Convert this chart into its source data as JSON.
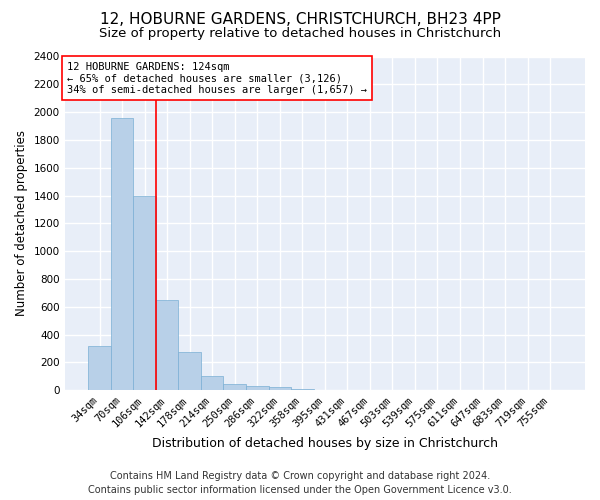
{
  "title1": "12, HOBURNE GARDENS, CHRISTCHURCH, BH23 4PP",
  "title2": "Size of property relative to detached houses in Christchurch",
  "xlabel": "Distribution of detached houses by size in Christchurch",
  "ylabel": "Number of detached properties",
  "bar_color": "#b8d0e8",
  "bar_edge_color": "#7aafd4",
  "background_color": "#e8eef8",
  "grid_color": "white",
  "categories": [
    "34sqm",
    "70sqm",
    "106sqm",
    "142sqm",
    "178sqm",
    "214sqm",
    "250sqm",
    "286sqm",
    "322sqm",
    "358sqm",
    "395sqm",
    "431sqm",
    "467sqm",
    "503sqm",
    "539sqm",
    "575sqm",
    "611sqm",
    "647sqm",
    "683sqm",
    "719sqm",
    "755sqm"
  ],
  "values": [
    320,
    1960,
    1400,
    650,
    275,
    100,
    42,
    32,
    20,
    10,
    0,
    0,
    0,
    0,
    0,
    0,
    0,
    0,
    0,
    0,
    0
  ],
  "ylim": [
    0,
    2400
  ],
  "yticks": [
    0,
    200,
    400,
    600,
    800,
    1000,
    1200,
    1400,
    1600,
    1800,
    2000,
    2200,
    2400
  ],
  "property_bin_index": 2,
  "annotation_title": "12 HOBURNE GARDENS: 124sqm",
  "annotation_line1": "← 65% of detached houses are smaller (3,126)",
  "annotation_line2": "34% of semi-detached houses are larger (1,657) →",
  "annotation_color": "red",
  "footer1": "Contains HM Land Registry data © Crown copyright and database right 2024.",
  "footer2": "Contains public sector information licensed under the Open Government Licence v3.0.",
  "title1_fontsize": 11,
  "title2_fontsize": 9.5,
  "xlabel_fontsize": 9,
  "ylabel_fontsize": 8.5,
  "tick_fontsize": 7.5,
  "footer_fontsize": 7,
  "annot_fontsize": 7.5
}
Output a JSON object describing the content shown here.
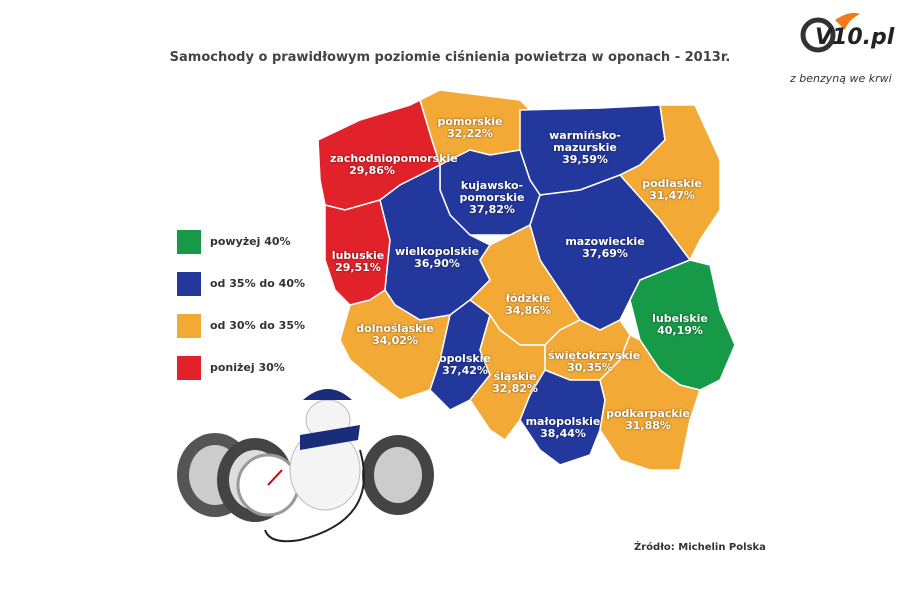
{
  "header": {
    "title": "Samochody o prawidłowym poziomie ciśnienia powietrza w oponach - 2013r.",
    "logo": "V10.pl",
    "slogan": "z benzyną we krwi"
  },
  "legend": [
    {
      "label": "powyżej 40%",
      "color": "#169a48"
    },
    {
      "label": "od 35% do 40%",
      "color": "#23389c"
    },
    {
      "label": "od 30% do 35%",
      "color": "#f2a935"
    },
    {
      "label": "poniżej 30%",
      "color": "#e2222b"
    }
  ],
  "regions": [
    {
      "name": "zachodniopomorskie",
      "value": "29,86%",
      "color": "#e2222b"
    },
    {
      "name": "lubuskie",
      "value": "29,51%",
      "color": "#e2222b"
    },
    {
      "name": "pomorskie",
      "value": "32,22%",
      "color": "#f2a935"
    },
    {
      "name": "warmińsko-mazurskie",
      "value": "39,59%",
      "color": "#23389c"
    },
    {
      "name": "podlaskie",
      "value": "31,47%",
      "color": "#f2a935"
    },
    {
      "name": "kujawsko-pomorskie",
      "value": "37,82%",
      "color": "#23389c"
    },
    {
      "name": "wielkopolskie",
      "value": "36,90%",
      "color": "#23389c"
    },
    {
      "name": "mazowieckie",
      "value": "37,69%",
      "color": "#23389c"
    },
    {
      "name": "łódzkie",
      "value": "34,86%",
      "color": "#f2a935"
    },
    {
      "name": "lubelskie",
      "value": "40,19%",
      "color": "#169a48"
    },
    {
      "name": "dolnośląskie",
      "value": "34,02%",
      "color": "#f2a935"
    },
    {
      "name": "opolskie",
      "value": "37,42%",
      "color": "#23389c"
    },
    {
      "name": "śląskie",
      "value": "32,82%",
      "color": "#f2a935"
    },
    {
      "name": "świętokrzyskie",
      "value": "30,35%",
      "color": "#f2a935"
    },
    {
      "name": "małopolskie",
      "value": "38,44%",
      "color": "#23389c"
    },
    {
      "name": "podkarpackie",
      "value": "31,88%",
      "color": "#f2a935"
    }
  ],
  "source": "Źródło: Michelin Polska"
}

────────────────

BRIEF
Pictures are excluded; copy every other part of the records exactly.

CORRECT ANSWER
Convert this chart into its source data as JSON.
{
  "title1": "12, HOBURNE GARDENS, CHRISTCHURCH, BH23 4PP",
  "title2": "Size of property relative to detached houses in Christchurch",
  "xlabel": "Distribution of detached houses by size in Christchurch",
  "ylabel": "Number of detached properties",
  "bar_color": "#b8d0e8",
  "bar_edge_color": "#7aafd4",
  "background_color": "#e8eef8",
  "grid_color": "white",
  "categories": [
    "34sqm",
    "70sqm",
    "106sqm",
    "142sqm",
    "178sqm",
    "214sqm",
    "250sqm",
    "286sqm",
    "322sqm",
    "358sqm",
    "395sqm",
    "431sqm",
    "467sqm",
    "503sqm",
    "539sqm",
    "575sqm",
    "611sqm",
    "647sqm",
    "683sqm",
    "719sqm",
    "755sqm"
  ],
  "values": [
    320,
    1960,
    1400,
    650,
    275,
    100,
    42,
    32,
    20,
    10,
    0,
    0,
    0,
    0,
    0,
    0,
    0,
    0,
    0,
    0,
    0
  ],
  "ylim": [
    0,
    2400
  ],
  "yticks": [
    0,
    200,
    400,
    600,
    800,
    1000,
    1200,
    1400,
    1600,
    1800,
    2000,
    2200,
    2400
  ],
  "property_bin_index": 2,
  "annotation_title": "12 HOBURNE GARDENS: 124sqm",
  "annotation_line1": "← 65% of detached houses are smaller (3,126)",
  "annotation_line2": "34% of semi-detached houses are larger (1,657) →",
  "annotation_color": "red",
  "footer1": "Contains HM Land Registry data © Crown copyright and database right 2024.",
  "footer2": "Contains public sector information licensed under the Open Government Licence v3.0.",
  "title1_fontsize": 11,
  "title2_fontsize": 9.5,
  "xlabel_fontsize": 9,
  "ylabel_fontsize": 8.5,
  "tick_fontsize": 7.5,
  "footer_fontsize": 7,
  "annot_fontsize": 7.5
}
Output a JSON object describing the content shown here.
{
  "header": {
    "title": "Samochody o prawidłowym poziomie ciśnienia powietrza w oponach - 2013r.",
    "logo": "V10.pl",
    "slogan": "z benzyną we krwi"
  },
  "legend": [
    {
      "label": "powyżej 40%",
      "color": "#169a48"
    },
    {
      "label": "od 35% do 40%",
      "color": "#23389c"
    },
    {
      "label": "od 30% do 35%",
      "color": "#f2a935"
    },
    {
      "label": "poniżej 30%",
      "color": "#e2222b"
    }
  ],
  "regions": [
    {
      "name": "zachodniopomorskie",
      "value": "29,86%",
      "color": "#e2222b"
    },
    {
      "name": "lubuskie",
      "value": "29,51%",
      "color": "#e2222b"
    },
    {
      "name": "pomorskie",
      "value": "32,22%",
      "color": "#f2a935"
    },
    {
      "name": "warmińsko-mazurskie",
      "value": "39,59%",
      "color": "#23389c"
    },
    {
      "name": "podlaskie",
      "value": "31,47%",
      "color": "#f2a935"
    },
    {
      "name": "kujawsko-pomorskie",
      "value": "37,82%",
      "color": "#23389c"
    },
    {
      "name": "wielkopolskie",
      "value": "36,90%",
      "color": "#23389c"
    },
    {
      "name": "mazowieckie",
      "value": "37,69%",
      "color": "#23389c"
    },
    {
      "name": "łódzkie",
      "value": "34,86%",
      "color": "#f2a935"
    },
    {
      "name": "lubelskie",
      "value": "40,19%",
      "color": "#169a48"
    },
    {
      "name": "dolnośląskie",
      "value": "34,02%",
      "color": "#f2a935"
    },
    {
      "name": "opolskie",
      "value": "37,42%",
      "color": "#23389c"
    },
    {
      "name": "śląskie",
      "value": "32,82%",
      "color": "#f2a935"
    },
    {
      "name": "świętokrzyskie",
      "value": "30,35%",
      "color": "#f2a935"
    },
    {
      "name": "małopolskie",
      "value": "38,44%",
      "color": "#23389c"
    },
    {
      "name": "podkarpackie",
      "value": "31,88%",
      "color": "#f2a935"
    }
  ],
  "source": "Źródło: Michelin Polska"
}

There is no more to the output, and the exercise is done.